EXERCISE REQUIREMENTS: Find and copy lines holding "Demissão".

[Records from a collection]
━━━━
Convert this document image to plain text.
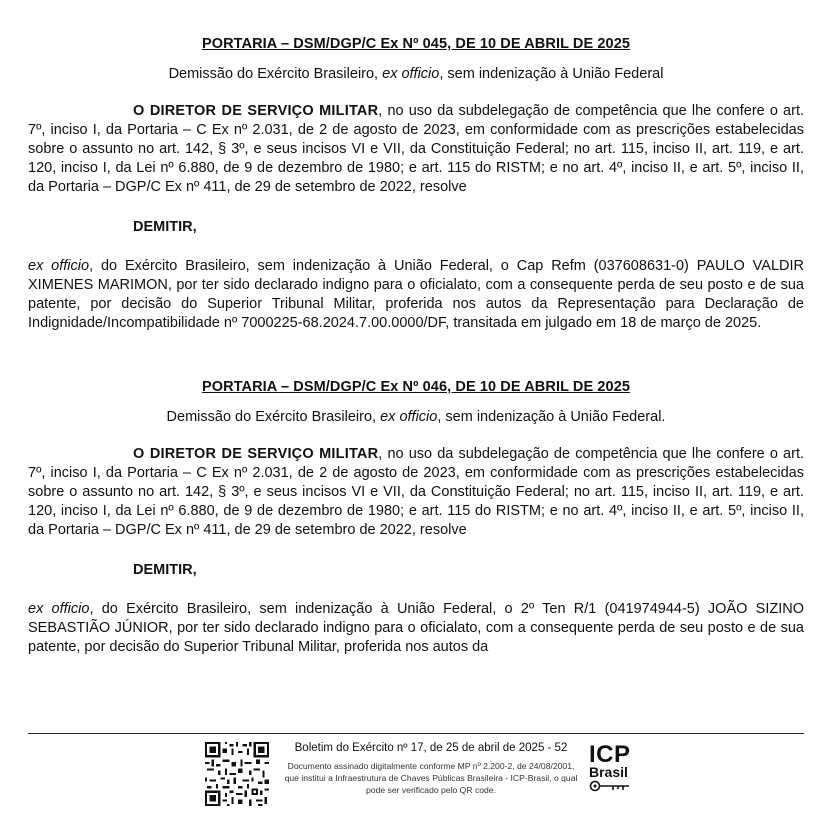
PORTARIA – DSM/DGP/C Ex Nº 045, DE 10 DE ABRIL DE 2025

Demissão do Exército Brasileiro, ex officio, sem indenização à União Federal

O DIRETOR DE SERVIÇO MILITAR, no uso da subdelegação de competência que lhe confere o art. 7º, inciso I, da Portaria – C Ex nº 2.031, de 2 de agosto de 2023, em conformidade com as prescrições estabelecidas sobre o assunto no art. 142, § 3º, e seus incisos VI e VII, da Constituição Federal; no art. 115, inciso II, art. 119, e art. 120, inciso I, da Lei nº 6.880, de 9 de dezembro de 1980; e art. 115 do RISTM; e no art. 4º, inciso II, e art. 5º, inciso II, da Portaria – DGP/C Ex nº 411, de 29 de setembro de 2022, resolve

DEMITIR,

ex officio, do Exército Brasileiro, sem indenização à União Federal, o Cap Refm (037608631-0) PAULO VALDIR XIMENES MARIMON, por ter sido declarado indigno para o oficialato, com a consequente perda de seu posto e de sua patente, por decisão do Superior Tribunal Militar, proferida nos autos da Representação para Declaração de Indignidade/Incompatibilidade nº 7000225-68.2024.7.00.0000/DF, transitada em julgado em 18 de março de 2025.

PORTARIA – DSM/DGP/C Ex Nº 046, DE 10 DE ABRIL DE 2025

Demissão do Exército Brasileiro, ex officio, sem indenização à União Federal.

O DIRETOR DE SERVIÇO MILITAR, no uso da subdelegação de competência que lhe confere o art. 7º, inciso I, da Portaria – C Ex nº 2.031, de 2 de agosto de 2023, em conformidade com as prescrições estabelecidas sobre o assunto no art. 142, § 3º, e seus incisos VI e VII, da Constituição Federal; no art. 115, inciso II, art. 119, e art. 120, inciso I, da Lei nº 6.880, de 9 de dezembro de 1980; e art. 115 do RISTM; e no art. 4º, inciso II, e art. 5º, inciso II, da Portaria – DGP/C Ex nº 411, de 29 de setembro de 2022, resolve

DEMITIR,

ex officio, do Exército Brasileiro, sem indenização à União Federal, o 2º Ten R/1 (041974944-5) JOÃO SIZINO SEBASTIÃO JÚNIOR, por ter sido declarado indigno para o oficialato, com a consequente perda de seu posto e de sua patente, por decisão do Superior Tribunal Militar, proferida nos autos da

Boletim do Exército nº 17, de 25 de abril de 2025 - 52

Documento assinado digitalmente conforme MP nº 2.200-2, de 24/08/2001, que institui a Infraestrutura de Chaves Públicas Brasileira - ICP-Brasil, o qual pode ser verificado pelo QR code.

ICP
Brasil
━━━━
ANSWER BELOW:
Demissão do Exército Brasileiro, ex officio, sem indenização à União Federal
Demissão do Exército Brasileiro, ex officio, sem indenização à União Federal.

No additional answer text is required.